EXERCISE MATERIALS:

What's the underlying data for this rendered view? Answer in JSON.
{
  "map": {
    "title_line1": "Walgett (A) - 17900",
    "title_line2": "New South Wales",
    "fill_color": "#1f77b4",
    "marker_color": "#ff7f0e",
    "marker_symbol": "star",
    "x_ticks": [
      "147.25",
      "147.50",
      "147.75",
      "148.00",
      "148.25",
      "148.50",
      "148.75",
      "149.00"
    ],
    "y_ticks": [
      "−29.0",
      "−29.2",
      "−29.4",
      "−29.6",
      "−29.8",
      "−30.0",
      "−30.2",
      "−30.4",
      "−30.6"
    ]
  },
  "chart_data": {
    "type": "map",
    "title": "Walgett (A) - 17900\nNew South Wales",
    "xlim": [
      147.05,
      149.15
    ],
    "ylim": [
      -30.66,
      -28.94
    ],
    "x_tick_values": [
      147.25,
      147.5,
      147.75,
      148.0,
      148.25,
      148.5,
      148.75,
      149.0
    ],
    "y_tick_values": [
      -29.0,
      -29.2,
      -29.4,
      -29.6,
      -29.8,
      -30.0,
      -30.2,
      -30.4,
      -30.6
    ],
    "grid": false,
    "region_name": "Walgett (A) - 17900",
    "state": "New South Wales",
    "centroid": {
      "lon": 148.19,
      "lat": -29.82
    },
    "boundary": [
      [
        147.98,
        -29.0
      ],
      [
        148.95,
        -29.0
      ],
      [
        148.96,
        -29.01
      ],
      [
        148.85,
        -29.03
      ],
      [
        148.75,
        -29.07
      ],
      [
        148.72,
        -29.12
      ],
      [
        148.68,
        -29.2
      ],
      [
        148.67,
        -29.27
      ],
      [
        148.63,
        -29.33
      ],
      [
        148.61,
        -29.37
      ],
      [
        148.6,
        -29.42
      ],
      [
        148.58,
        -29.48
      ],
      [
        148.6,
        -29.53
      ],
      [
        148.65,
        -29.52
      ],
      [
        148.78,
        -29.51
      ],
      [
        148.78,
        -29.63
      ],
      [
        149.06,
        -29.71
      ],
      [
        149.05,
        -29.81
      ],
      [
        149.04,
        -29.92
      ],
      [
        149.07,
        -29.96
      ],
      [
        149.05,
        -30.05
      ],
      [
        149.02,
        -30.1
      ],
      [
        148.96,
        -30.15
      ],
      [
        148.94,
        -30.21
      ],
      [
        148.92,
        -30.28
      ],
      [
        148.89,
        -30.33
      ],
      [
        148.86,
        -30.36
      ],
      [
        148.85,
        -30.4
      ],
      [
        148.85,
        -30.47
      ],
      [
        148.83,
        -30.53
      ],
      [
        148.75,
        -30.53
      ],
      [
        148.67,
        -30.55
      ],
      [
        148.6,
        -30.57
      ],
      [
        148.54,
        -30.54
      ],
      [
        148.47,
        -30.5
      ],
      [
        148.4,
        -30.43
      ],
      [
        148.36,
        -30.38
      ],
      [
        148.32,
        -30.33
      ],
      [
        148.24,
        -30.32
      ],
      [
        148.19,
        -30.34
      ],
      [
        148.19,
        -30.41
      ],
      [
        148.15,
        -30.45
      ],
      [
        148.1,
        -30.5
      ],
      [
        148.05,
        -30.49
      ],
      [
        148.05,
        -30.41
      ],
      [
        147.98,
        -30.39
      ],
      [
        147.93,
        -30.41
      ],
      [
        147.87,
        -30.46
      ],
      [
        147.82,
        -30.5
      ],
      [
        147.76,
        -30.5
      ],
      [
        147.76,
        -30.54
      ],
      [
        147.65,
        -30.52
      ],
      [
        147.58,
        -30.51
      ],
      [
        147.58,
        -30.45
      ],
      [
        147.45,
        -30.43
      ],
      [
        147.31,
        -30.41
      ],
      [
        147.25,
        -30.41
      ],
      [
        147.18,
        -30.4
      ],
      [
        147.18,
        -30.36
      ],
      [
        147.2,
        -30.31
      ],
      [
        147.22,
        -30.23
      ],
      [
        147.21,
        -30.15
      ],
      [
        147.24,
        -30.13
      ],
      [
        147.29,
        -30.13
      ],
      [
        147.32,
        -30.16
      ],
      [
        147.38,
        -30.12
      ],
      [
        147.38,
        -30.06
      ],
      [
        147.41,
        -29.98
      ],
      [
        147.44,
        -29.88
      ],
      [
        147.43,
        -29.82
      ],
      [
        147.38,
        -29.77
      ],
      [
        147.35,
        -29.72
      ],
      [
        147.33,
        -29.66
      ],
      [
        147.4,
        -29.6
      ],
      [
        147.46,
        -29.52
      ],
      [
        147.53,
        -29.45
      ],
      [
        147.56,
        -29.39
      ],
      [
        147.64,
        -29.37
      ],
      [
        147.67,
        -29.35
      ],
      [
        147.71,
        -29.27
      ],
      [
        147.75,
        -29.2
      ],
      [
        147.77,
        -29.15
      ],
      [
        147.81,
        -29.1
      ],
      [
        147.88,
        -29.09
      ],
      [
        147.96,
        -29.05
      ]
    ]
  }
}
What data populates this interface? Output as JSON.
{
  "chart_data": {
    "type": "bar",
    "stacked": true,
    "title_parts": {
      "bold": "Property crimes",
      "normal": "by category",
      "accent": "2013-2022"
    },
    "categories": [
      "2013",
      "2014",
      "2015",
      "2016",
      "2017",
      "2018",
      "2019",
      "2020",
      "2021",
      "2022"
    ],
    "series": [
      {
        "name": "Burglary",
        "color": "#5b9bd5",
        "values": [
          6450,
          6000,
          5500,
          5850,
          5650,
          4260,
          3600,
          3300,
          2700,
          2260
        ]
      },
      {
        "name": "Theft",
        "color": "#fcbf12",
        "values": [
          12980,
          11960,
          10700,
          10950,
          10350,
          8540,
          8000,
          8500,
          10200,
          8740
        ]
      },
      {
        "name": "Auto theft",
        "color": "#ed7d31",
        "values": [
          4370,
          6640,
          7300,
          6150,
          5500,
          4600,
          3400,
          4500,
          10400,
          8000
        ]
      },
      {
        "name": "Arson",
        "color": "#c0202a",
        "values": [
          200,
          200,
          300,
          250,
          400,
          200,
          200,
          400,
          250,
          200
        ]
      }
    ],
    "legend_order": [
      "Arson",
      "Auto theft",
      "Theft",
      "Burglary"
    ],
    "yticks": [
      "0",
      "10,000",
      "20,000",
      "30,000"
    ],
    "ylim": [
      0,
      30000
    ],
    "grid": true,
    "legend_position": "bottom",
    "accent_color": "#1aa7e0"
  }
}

GIVEN EXERCISE:
Print the records above in full, exactly.

THE REPLY:
What's the underlying data for this rendered view? Answer in JSON.
{
  "map": {
    "title_line1": "Walgett (A) - 17900",
    "title_line2": "New South Wales",
    "fill_color": "#1f77b4",
    "marker_color": "#ff7f0e",
    "marker_symbol": "star",
    "x_ticks": [
      "147.25",
      "147.50",
      "147.75",
      "148.00",
      "148.25",
      "148.50",
      "148.75",
      "149.00"
    ],
    "y_ticks": [
      "−29.0",
      "−29.2",
      "−29.4",
      "−29.6",
      "−29.8",
      "−30.0",
      "−30.2",
      "−30.4",
      "−30.6"
    ]
  },
  "chart_data": {
    "type": "map",
    "title": "Walgett (A) - 17900\nNew South Wales",
    "xlim": [
      147.05,
      149.15
    ],
    "ylim": [
      -30.66,
      -28.94
    ],
    "x_tick_values": [
      147.25,
      147.5,
      147.75,
      148.0,
      148.25,
      148.5,
      148.75,
      149.0
    ],
    "y_tick_values": [
      -29.0,
      -29.2,
      -29.4,
      -29.6,
      -29.8,
      -30.0,
      -30.2,
      -30.4,
      -30.6
    ],
    "grid": false,
    "region_name": "Walgett (A) - 17900",
    "state": "New South Wales",
    "centroid": {
      "lon": 148.19,
      "lat": -29.82
    },
    "boundary": [
      [
        147.98,
        -29.0
      ],
      [
        148.95,
        -29.0
      ],
      [
        148.96,
        -29.01
      ],
      [
        148.85,
        -29.03
      ],
      [
        148.75,
        -29.07
      ],
      [
        148.72,
        -29.12
      ],
      [
        148.68,
        -29.2
      ],
      [
        148.67,
        -29.27
      ],
      [
        148.63,
        -29.33
      ],
      [
        148.61,
        -29.37
      ],
      [
        148.6,
        -29.42
      ],
      [
        148.58,
        -29.48
      ],
      [
        148.6,
        -29.53
      ],
      [
        148.65,
        -29.52
      ],
      [
        148.78,
        -29.51
      ],
      [
        148.78,
        -29.63
      ],
      [
        149.06,
        -29.71
      ],
      [
        149.05,
        -29.81
      ],
      [
        149.04,
        -29.92
      ],
      [
        149.07,
        -29.96
      ],
      [
        149.05,
        -30.05
      ],
      [
        149.02,
        -30.1
      ],
      [
        148.96,
        -30.15
      ],
      [
        148.94,
        -30.21
      ],
      [
        148.92,
        -30.28
      ],
      [
        148.89,
        -30.33
      ],
      [
        148.86,
        -30.36
      ],
      [
        148.85,
        -30.4
      ],
      [
        148.85,
        -30.47
      ],
      [
        148.83,
        -30.53
      ],
      [
        148.75,
        -30.53
      ],
      [
        148.67,
        -30.55
      ],
      [
        148.6,
        -30.57
      ],
      [
        148.54,
        -30.54
      ],
      [
        148.47,
        -30.5
      ],
      [
        148.4,
        -30.43
      ],
      [
        148.36,
        -30.38
      ],
      [
        148.32,
        -30.33
      ],
      [
        148.24,
        -30.32
      ],
      [
        148.19,
        -30.34
      ],
      [
        148.19,
        -30.41
      ],
      [
        148.15,
        -30.45
      ],
      [
        148.1,
        -30.5
      ],
      [
        148.05,
        -30.49
      ],
      [
        148.05,
        -30.41
      ],
      [
        147.98,
        -30.39
      ],
      [
        147.93,
        -30.41
      ],
      [
        147.87,
        -30.46
      ],
      [
        147.82,
        -30.5
      ],
      [
        147.76,
        -30.5
      ],
      [
        147.76,
        -30.54
      ],
      [
        147.65,
        -30.52
      ],
      [
        147.58,
        -30.51
      ],
      [
        147.58,
        -30.45
      ],
      [
        147.45,
        -30.43
      ],
      [
        147.31,
        -30.41
      ],
      [
        147.25,
        -30.41
      ],
      [
        147.18,
        -30.4
      ],
      [
        147.18,
        -30.36
      ],
      [
        147.2,
        -30.31
      ],
      [
        147.22,
        -30.23
      ],
      [
        147.21,
        -30.15
      ],
      [
        147.24,
        -30.13
      ],
      [
        147.29,
        -30.13
      ],
      [
        147.32,
        -30.16
      ],
      [
        147.38,
        -30.12
      ],
      [
        147.38,
        -30.06
      ],
      [
        147.41,
        -29.98
      ],
      [
        147.44,
        -29.88
      ],
      [
        147.43,
        -29.82
      ],
      [
        147.38,
        -29.77
      ],
      [
        147.35,
        -29.72
      ],
      [
        147.33,
        -29.66
      ],
      [
        147.4,
        -29.6
      ],
      [
        147.46,
        -29.52
      ],
      [
        147.53,
        -29.45
      ],
      [
        147.56,
        -29.39
      ],
      [
        147.64,
        -29.37
      ],
      [
        147.67,
        -29.35
      ],
      [
        147.71,
        -29.27
      ],
      [
        147.75,
        -29.2
      ],
      [
        147.77,
        -29.15
      ],
      [
        147.81,
        -29.1
      ],
      [
        147.88,
        -29.09
      ],
      [
        147.96,
        -29.05
      ]
    ]
  }
}
What data populates this interface? Output as JSON.
{
  "chart_data": {
    "type": "bar",
    "stacked": true,
    "title_parts": {
      "bold": "Property crimes",
      "normal": "by category",
      "accent": "2013-2022"
    },
    "categories": [
      "2013",
      "2014",
      "2015",
      "2016",
      "2017",
      "2018",
      "2019",
      "2020",
      "2021",
      "2022"
    ],
    "series": [
      {
        "name": "Burglary",
        "color": "#5b9bd5",
        "values": [
          6450,
          6000,
          5500,
          5850,
          5650,
          4260,
          3600,
          3300,
          2700,
          2260
        ]
      },
      {
        "name": "Theft",
        "color": "#fcbf12",
        "values": [
          12980,
          11960,
          10700,
          10950,
          10350,
          8540,
          8000,
          8500,
          10200,
          8740
        ]
      },
      {
        "name": "Auto theft",
        "color": "#ed7d31",
        "values": [
          4370,
          6640,
          7300,
          6150,
          5500,
          4600,
          3400,
          4500,
          10400,
          8000
        ]
      },
      {
        "name": "Arson",
        "color": "#c0202a",
        "values": [
          200,
          200,
          300,
          250,
          400,
          200,
          200,
          400,
          250,
          200
        ]
      }
    ],
    "legend_order": [
      "Arson",
      "Auto theft",
      "Theft",
      "Burglary"
    ],
    "yticks": [
      "0",
      "10,000",
      "20,000",
      "30,000"
    ],
    "ylim": [
      0,
      30000
    ],
    "grid": true,
    "legend_position": "bottom",
    "accent_color": "#1aa7e0"
  }
}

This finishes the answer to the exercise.